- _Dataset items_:
START

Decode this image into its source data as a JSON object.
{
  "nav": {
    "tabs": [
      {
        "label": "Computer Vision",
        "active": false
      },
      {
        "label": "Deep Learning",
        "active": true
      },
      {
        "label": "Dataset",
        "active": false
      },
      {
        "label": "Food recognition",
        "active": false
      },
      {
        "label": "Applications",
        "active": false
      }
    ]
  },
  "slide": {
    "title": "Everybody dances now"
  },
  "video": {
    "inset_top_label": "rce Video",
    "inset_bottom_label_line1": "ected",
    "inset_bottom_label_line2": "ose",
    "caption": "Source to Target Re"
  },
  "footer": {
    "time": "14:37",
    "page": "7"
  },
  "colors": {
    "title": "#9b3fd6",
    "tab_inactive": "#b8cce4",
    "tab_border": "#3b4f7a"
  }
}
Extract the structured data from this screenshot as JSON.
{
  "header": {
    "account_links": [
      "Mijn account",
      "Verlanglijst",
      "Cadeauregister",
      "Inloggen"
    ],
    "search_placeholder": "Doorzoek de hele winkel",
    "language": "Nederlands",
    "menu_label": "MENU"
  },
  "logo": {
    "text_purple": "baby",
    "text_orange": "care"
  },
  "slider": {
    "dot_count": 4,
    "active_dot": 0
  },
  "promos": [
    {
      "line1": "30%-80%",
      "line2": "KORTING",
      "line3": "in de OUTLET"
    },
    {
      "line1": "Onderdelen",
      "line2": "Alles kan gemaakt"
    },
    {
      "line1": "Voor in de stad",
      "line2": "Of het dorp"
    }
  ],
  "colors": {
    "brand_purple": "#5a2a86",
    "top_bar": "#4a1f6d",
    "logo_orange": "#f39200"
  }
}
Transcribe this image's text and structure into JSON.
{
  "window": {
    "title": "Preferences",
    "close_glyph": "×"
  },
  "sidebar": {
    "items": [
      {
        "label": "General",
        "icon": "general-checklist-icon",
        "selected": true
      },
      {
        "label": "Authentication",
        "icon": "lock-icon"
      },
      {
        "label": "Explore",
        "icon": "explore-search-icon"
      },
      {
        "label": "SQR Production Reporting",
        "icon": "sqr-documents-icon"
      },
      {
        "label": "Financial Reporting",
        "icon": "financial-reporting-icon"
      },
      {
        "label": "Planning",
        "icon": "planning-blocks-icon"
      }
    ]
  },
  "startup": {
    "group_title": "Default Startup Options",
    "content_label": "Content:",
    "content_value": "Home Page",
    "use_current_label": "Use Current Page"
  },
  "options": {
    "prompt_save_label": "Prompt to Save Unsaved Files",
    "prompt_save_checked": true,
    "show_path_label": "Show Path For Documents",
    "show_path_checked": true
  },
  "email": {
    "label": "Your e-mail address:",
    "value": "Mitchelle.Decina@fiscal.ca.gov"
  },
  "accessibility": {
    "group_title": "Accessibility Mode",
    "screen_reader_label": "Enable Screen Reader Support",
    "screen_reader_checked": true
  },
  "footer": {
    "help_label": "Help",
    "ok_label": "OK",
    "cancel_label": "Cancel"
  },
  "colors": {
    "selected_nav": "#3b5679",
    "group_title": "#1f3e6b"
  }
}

END

- _Stated exercise_: Which lines of the data above contain "into"? Copy each one.

- _Solution to the exercise_:
Decode this image into its source data as a JSON object.
Transcribe this image's text and structure into JSON.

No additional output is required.